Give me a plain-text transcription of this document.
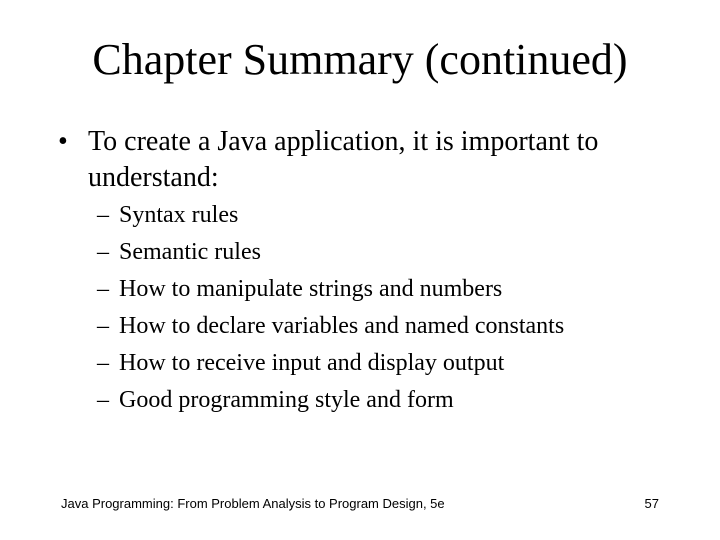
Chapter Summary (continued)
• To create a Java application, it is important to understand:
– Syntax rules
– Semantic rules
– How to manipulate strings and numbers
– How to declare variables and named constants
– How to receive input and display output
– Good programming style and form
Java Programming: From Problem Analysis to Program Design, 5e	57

----------

### Exercise prompt
Without including any picture, retype the entries exactly.

### The response
Give me a plain-text transcription of this document.
Chapter Summary (continued)
• To create a Java application, it is important to understand:
– Syntax rules
– Semantic rules
– How to manipulate strings and numbers
– How to declare variables and named constants
– How to receive input and display output
– Good programming style and form
Java Programming: From Problem Analysis to Program Design, 5e	57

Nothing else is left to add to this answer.